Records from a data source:
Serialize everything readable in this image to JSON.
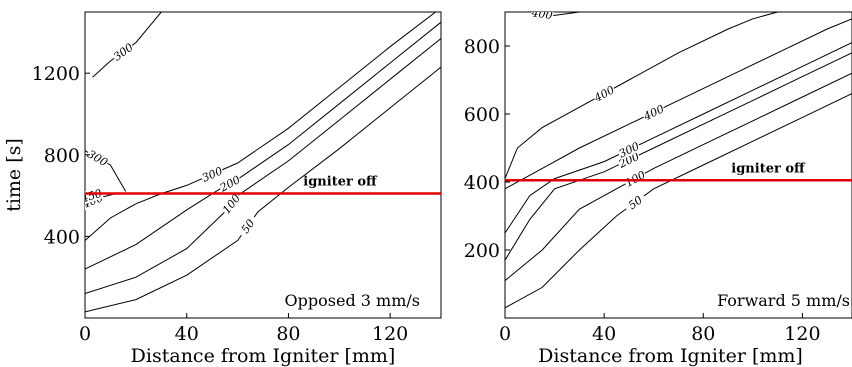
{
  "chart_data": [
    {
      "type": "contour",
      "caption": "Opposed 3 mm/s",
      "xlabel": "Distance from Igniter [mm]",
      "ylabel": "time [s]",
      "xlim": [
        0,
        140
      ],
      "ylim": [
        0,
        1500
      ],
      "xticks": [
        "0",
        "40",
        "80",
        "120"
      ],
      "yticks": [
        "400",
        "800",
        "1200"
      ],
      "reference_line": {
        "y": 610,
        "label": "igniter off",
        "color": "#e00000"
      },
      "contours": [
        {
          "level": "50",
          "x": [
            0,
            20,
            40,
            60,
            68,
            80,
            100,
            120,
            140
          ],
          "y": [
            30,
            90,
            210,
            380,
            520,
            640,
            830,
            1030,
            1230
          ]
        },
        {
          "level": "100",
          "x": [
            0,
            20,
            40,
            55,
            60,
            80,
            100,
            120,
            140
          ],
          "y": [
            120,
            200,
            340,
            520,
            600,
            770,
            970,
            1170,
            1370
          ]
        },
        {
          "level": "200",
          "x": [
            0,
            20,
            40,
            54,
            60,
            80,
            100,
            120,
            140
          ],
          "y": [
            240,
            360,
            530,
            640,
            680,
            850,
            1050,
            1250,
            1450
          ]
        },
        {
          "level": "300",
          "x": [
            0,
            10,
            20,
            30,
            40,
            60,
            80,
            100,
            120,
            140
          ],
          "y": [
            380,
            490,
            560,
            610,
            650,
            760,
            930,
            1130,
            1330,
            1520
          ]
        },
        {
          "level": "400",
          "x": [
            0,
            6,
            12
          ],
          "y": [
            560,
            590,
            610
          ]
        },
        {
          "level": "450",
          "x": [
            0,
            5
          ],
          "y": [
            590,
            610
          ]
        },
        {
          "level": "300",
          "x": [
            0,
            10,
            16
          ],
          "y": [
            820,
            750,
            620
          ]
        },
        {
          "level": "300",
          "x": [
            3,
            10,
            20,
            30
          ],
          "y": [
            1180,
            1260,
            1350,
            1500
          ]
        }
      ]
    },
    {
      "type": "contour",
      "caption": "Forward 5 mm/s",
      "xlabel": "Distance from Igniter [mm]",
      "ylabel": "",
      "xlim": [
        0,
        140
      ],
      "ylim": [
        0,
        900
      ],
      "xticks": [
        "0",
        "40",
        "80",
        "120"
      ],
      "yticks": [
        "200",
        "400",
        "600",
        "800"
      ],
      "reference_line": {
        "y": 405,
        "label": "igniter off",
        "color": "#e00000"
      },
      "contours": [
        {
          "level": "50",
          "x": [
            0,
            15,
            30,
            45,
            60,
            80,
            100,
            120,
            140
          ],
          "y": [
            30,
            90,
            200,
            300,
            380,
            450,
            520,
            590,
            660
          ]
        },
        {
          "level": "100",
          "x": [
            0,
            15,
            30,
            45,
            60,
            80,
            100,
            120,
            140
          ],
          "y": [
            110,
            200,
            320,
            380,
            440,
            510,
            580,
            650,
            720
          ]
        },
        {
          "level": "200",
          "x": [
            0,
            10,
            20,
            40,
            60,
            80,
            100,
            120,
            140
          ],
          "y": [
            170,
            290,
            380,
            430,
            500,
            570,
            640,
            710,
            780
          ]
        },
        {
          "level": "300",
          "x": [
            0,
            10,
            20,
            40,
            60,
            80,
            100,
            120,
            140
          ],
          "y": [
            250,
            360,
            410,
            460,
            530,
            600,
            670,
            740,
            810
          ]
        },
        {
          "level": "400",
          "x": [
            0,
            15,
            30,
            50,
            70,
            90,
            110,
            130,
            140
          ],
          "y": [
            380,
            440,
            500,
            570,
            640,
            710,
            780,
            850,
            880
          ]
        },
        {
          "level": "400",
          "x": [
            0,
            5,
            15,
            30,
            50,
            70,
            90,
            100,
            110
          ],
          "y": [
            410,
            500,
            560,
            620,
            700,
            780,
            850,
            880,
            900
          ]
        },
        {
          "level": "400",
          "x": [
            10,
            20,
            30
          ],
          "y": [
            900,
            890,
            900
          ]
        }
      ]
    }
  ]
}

--

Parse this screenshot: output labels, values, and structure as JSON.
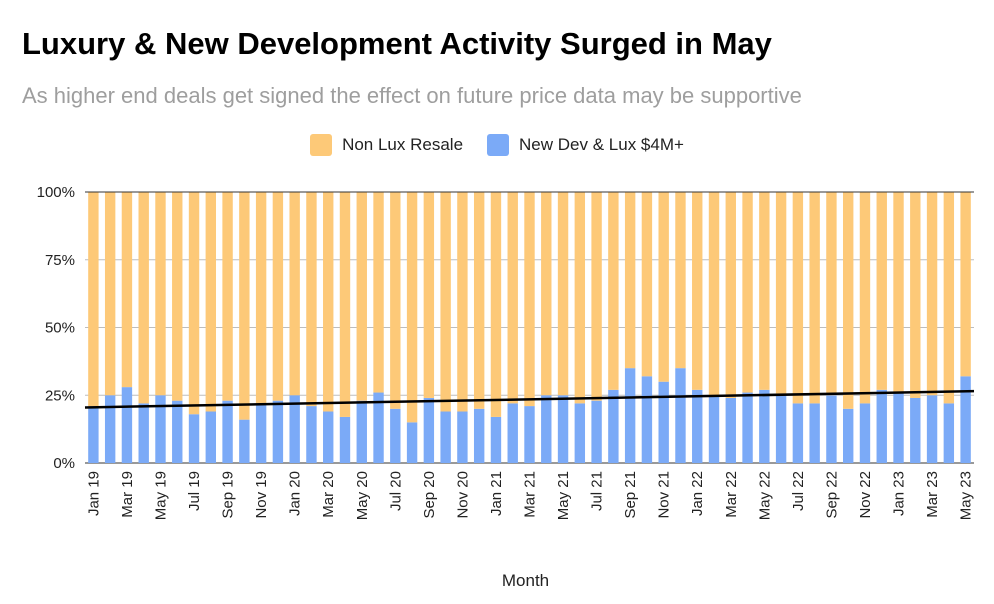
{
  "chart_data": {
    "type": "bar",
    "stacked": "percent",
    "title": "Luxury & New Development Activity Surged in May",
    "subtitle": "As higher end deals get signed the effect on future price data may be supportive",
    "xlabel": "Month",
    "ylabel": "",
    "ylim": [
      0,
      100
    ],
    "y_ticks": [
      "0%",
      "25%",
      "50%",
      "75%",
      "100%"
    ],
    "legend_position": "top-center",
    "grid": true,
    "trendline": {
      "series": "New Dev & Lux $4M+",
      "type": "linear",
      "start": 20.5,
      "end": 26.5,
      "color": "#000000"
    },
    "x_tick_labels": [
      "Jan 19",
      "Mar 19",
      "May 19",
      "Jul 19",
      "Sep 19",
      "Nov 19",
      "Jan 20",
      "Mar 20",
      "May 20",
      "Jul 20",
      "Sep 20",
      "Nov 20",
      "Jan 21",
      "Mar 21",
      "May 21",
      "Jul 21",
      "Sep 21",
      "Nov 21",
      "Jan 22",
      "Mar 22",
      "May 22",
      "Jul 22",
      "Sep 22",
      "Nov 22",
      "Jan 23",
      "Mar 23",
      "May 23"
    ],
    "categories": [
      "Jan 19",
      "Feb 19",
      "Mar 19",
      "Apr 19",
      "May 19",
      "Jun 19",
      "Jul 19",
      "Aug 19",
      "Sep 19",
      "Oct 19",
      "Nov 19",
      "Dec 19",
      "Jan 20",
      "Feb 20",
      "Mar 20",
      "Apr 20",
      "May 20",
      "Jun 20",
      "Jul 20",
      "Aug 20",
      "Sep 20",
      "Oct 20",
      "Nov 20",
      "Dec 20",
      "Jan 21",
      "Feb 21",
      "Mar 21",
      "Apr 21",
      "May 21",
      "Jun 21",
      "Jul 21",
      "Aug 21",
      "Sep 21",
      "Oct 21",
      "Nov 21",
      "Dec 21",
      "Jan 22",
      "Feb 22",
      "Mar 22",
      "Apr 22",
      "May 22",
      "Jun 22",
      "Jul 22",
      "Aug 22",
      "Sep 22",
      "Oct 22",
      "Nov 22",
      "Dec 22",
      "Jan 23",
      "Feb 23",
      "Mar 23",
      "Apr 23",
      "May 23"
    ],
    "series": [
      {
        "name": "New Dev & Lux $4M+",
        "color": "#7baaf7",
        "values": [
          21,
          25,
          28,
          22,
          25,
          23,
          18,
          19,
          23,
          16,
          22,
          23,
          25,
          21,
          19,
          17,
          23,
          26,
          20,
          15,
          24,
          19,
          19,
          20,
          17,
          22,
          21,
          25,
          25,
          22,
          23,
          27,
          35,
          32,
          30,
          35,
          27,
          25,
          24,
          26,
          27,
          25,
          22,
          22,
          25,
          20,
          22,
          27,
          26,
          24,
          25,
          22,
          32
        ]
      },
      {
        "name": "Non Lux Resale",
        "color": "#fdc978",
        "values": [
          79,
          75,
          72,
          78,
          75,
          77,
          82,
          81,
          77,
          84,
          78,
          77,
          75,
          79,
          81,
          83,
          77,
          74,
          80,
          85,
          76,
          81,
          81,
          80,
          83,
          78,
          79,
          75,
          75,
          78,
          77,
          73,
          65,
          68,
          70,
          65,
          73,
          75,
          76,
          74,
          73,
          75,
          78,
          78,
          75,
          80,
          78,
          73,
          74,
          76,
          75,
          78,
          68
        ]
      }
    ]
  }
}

--

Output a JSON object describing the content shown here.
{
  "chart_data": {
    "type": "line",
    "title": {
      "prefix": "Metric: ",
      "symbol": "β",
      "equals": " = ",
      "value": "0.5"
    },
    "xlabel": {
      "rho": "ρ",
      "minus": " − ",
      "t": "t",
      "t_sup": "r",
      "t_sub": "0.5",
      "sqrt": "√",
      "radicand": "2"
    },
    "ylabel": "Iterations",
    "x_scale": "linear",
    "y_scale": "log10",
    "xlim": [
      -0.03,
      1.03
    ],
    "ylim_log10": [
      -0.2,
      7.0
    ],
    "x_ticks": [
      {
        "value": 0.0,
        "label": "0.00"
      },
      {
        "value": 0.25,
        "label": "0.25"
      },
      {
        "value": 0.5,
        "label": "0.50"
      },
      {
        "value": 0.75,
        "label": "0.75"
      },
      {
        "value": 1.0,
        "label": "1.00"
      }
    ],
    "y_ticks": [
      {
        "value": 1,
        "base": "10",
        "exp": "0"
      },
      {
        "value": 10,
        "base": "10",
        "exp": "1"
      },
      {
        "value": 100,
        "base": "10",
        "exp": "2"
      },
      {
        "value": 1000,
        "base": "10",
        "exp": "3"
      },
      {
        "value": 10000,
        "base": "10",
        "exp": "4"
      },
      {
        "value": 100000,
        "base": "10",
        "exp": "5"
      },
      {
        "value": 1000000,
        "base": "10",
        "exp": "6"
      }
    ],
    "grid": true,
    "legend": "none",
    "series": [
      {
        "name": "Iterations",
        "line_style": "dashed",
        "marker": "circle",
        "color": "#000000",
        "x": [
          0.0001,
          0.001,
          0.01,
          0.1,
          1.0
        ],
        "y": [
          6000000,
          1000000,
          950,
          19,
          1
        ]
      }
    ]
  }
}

**Instructions to follow**
Copy every single line of the material above that holds "caption".

**Answer in full**
      "caption": "Opposed 3 mm/s",
      "caption": "Forward 5 mm/s",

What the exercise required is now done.